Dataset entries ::
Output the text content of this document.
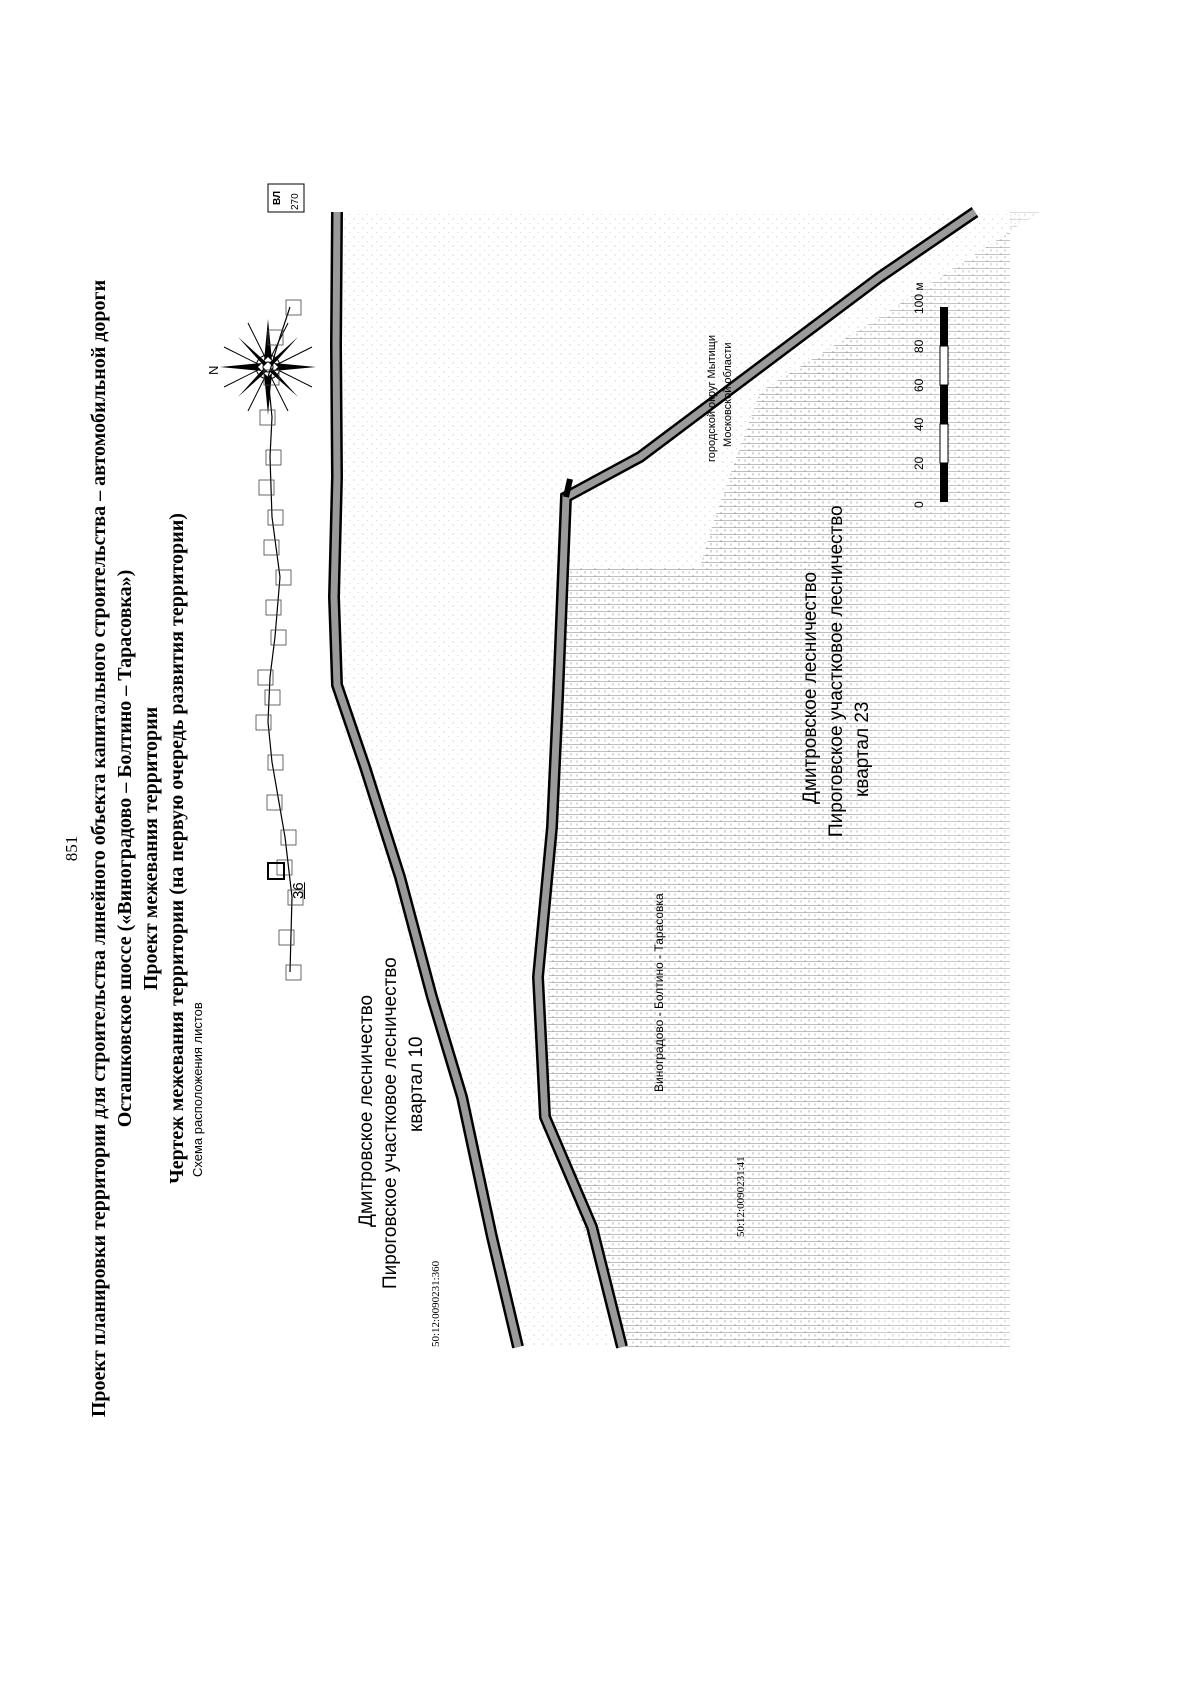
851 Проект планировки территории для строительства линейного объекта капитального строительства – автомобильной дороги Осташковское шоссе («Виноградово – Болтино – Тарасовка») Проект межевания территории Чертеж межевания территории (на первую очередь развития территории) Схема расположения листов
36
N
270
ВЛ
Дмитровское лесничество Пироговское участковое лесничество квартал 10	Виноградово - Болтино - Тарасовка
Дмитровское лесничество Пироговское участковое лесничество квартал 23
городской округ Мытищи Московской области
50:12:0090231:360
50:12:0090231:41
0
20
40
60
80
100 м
...
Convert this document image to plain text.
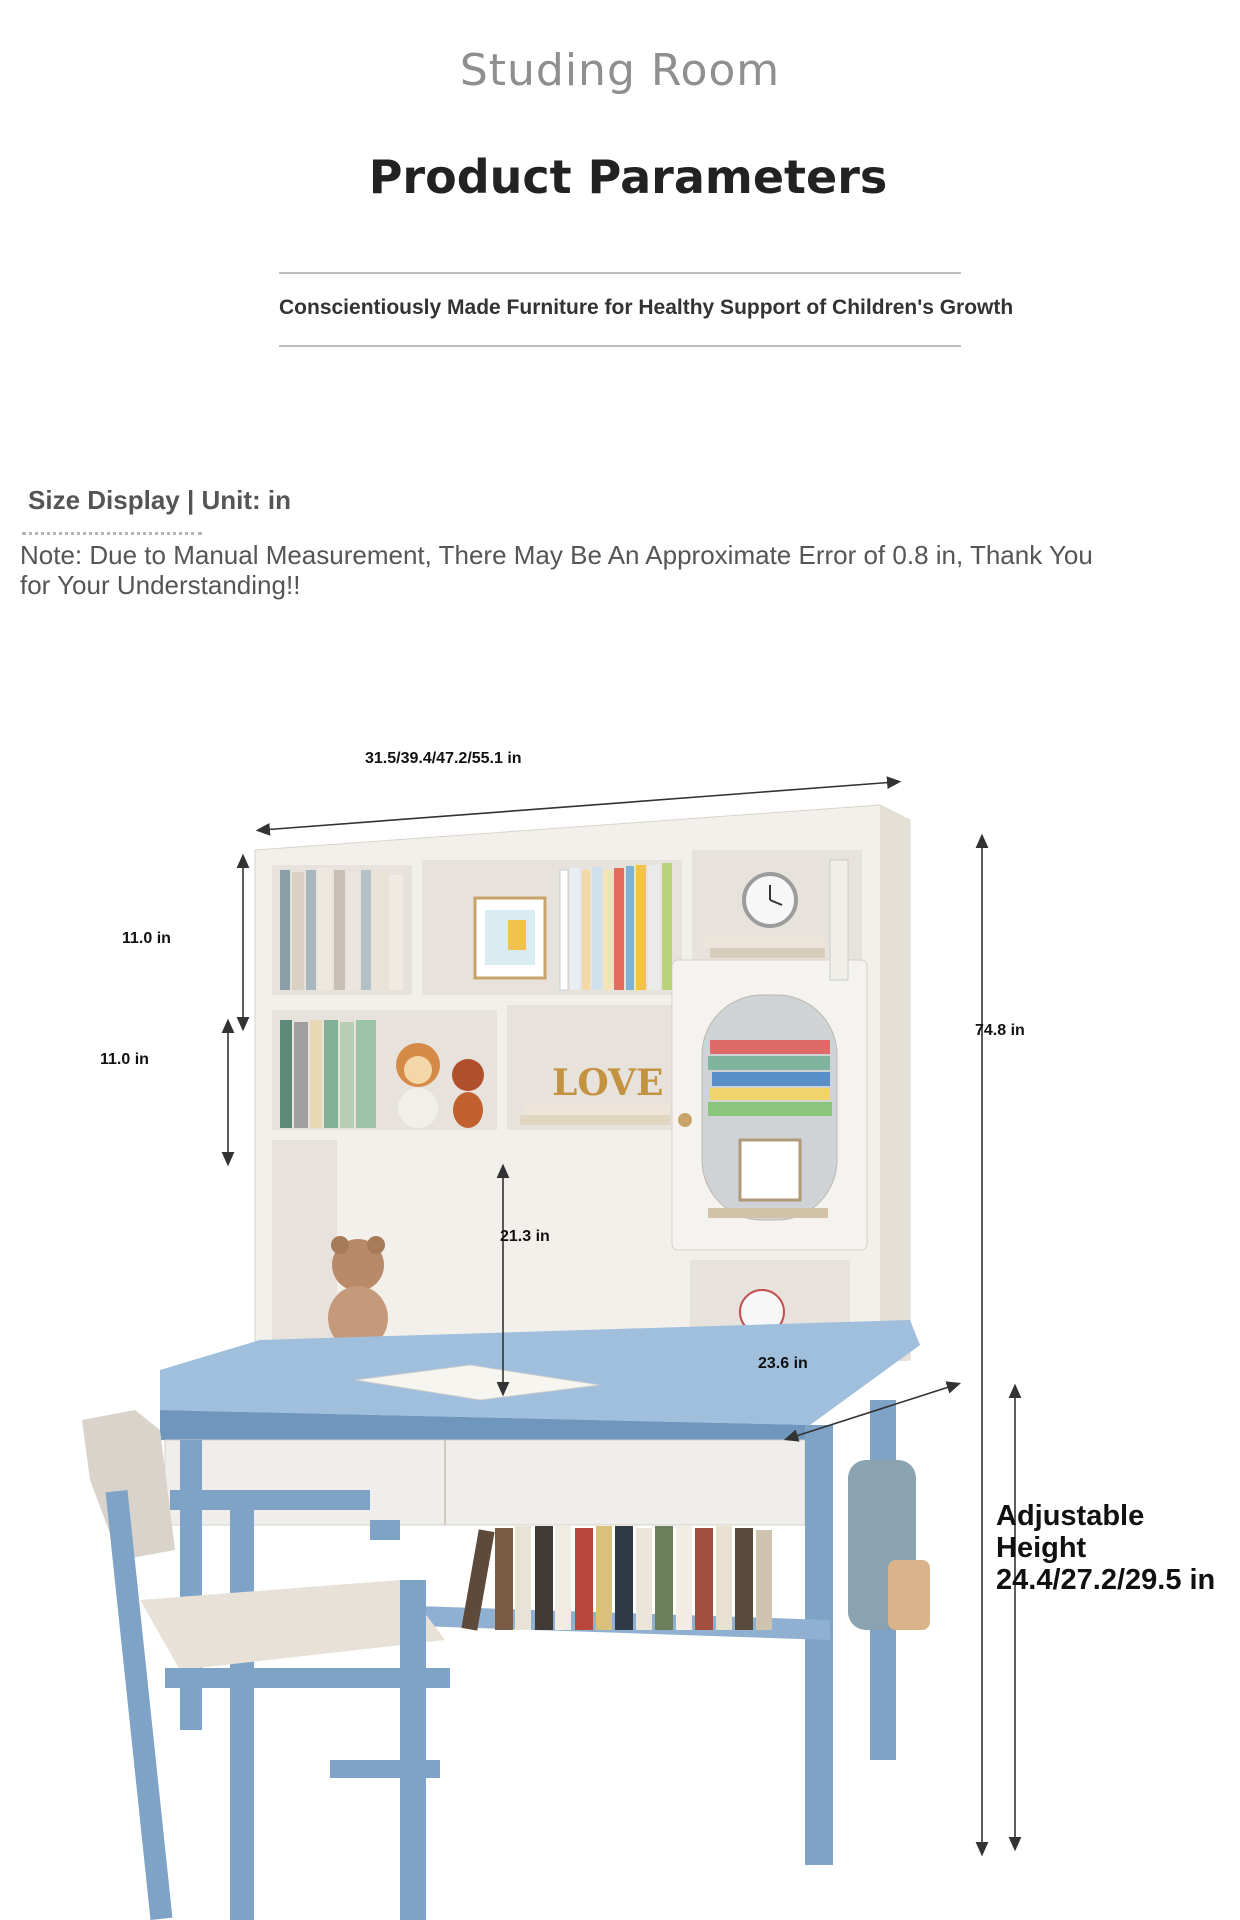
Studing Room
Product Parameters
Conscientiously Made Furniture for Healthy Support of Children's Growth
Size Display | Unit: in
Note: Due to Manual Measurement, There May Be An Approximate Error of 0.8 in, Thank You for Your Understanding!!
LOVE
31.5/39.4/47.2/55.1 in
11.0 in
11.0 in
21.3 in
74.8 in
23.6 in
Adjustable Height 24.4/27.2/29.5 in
---
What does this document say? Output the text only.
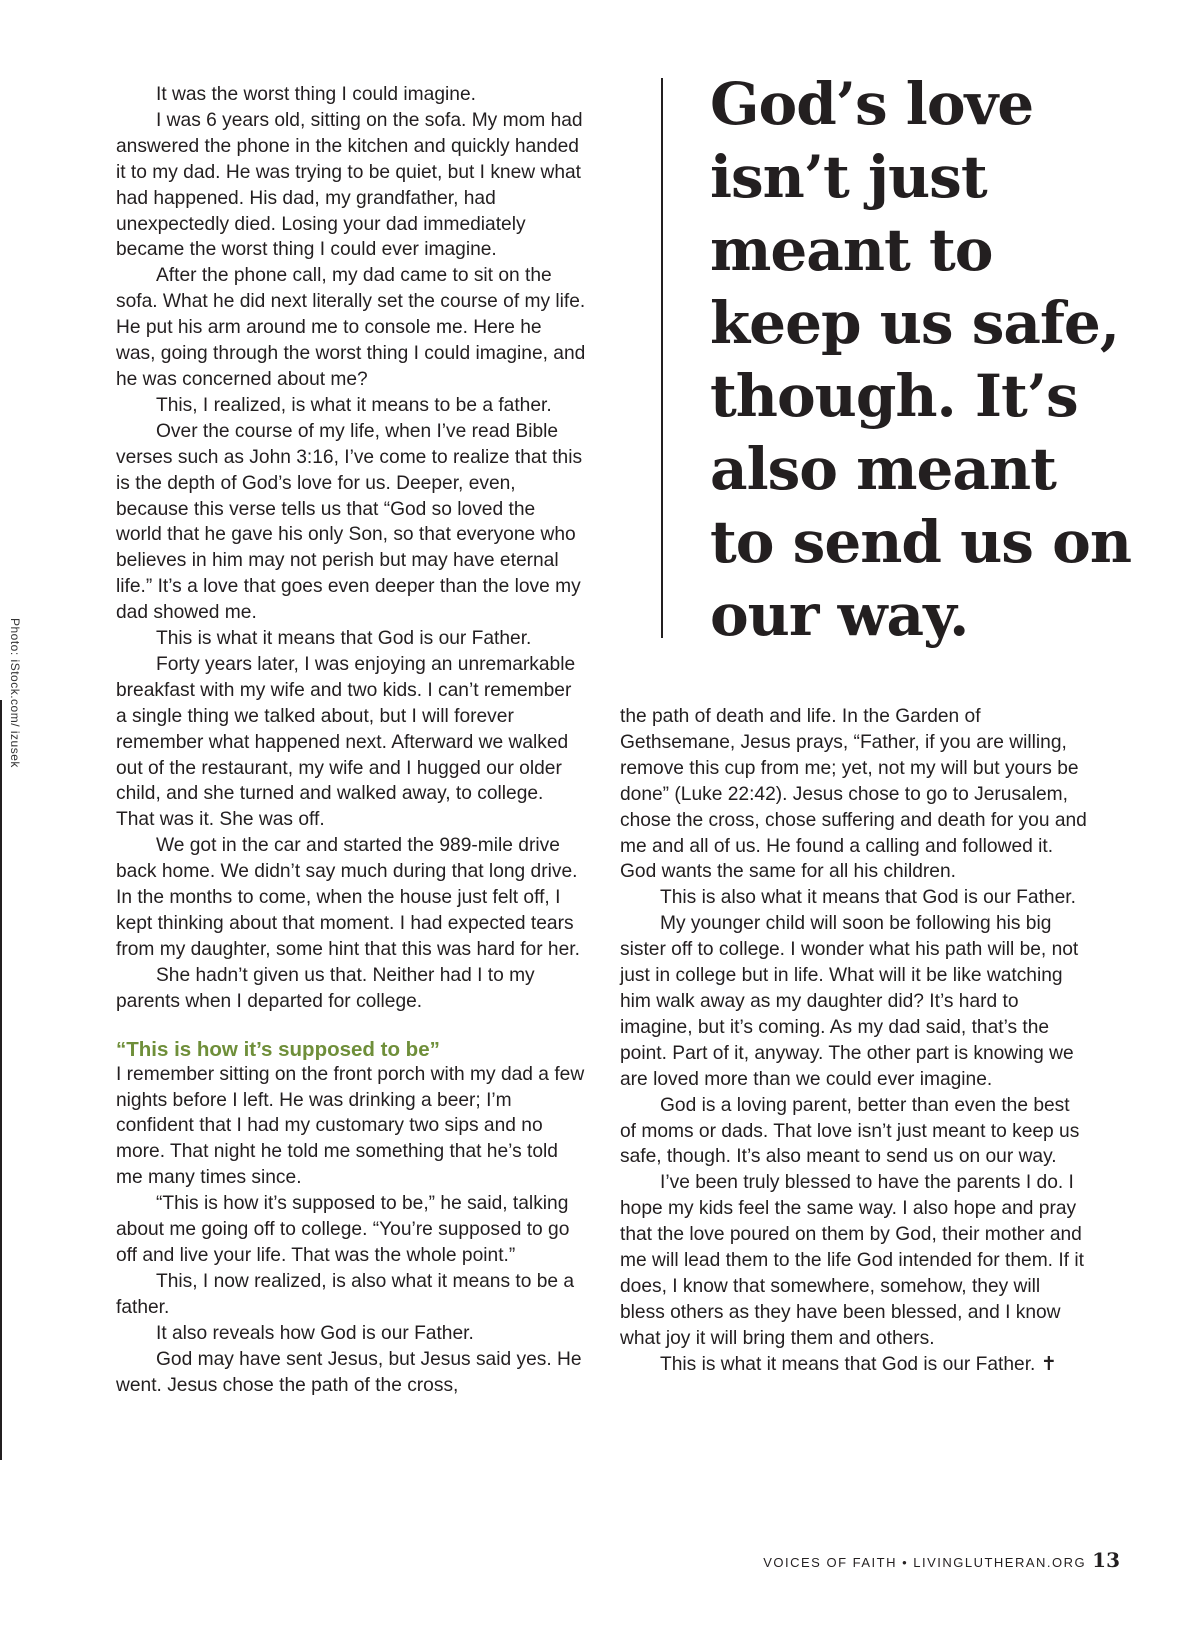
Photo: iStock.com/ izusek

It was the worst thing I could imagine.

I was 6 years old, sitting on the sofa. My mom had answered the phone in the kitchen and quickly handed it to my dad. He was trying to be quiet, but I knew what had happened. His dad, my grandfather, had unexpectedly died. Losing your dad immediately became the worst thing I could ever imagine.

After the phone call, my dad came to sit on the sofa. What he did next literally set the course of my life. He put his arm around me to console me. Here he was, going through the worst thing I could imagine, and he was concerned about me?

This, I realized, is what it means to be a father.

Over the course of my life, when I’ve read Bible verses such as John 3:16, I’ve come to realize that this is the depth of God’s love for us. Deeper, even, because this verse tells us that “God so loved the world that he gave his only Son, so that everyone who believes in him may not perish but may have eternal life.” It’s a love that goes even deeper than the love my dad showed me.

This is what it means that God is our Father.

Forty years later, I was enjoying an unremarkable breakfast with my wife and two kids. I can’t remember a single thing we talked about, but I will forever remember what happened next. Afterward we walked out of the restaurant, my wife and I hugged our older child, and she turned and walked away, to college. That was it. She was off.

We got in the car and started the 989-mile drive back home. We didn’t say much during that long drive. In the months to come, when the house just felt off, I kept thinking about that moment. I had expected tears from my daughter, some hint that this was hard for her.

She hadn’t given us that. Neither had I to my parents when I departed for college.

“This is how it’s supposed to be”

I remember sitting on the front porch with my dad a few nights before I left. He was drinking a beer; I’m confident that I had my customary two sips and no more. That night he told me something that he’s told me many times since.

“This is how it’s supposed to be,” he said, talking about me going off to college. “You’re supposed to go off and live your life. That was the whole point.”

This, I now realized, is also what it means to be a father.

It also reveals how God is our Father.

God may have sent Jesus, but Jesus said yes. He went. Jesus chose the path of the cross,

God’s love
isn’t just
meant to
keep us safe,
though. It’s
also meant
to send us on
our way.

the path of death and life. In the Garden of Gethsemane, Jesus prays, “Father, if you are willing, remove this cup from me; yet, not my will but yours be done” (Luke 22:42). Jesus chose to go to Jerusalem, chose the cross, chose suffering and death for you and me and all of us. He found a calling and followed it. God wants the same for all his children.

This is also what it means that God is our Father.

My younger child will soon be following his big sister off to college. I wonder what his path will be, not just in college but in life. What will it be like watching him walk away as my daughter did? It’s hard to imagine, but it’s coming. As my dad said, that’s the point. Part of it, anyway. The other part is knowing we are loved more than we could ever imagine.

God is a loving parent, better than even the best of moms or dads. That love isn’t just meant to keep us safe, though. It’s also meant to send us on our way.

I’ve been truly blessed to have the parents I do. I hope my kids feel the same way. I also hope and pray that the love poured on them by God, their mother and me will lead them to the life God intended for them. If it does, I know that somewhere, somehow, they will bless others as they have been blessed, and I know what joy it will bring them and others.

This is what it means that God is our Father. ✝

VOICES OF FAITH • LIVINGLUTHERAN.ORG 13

SHORT PROBLEM :: Only the number is needed here: how many lines of the records contain "Виноградово"?

CORRECT ANSWER :: 2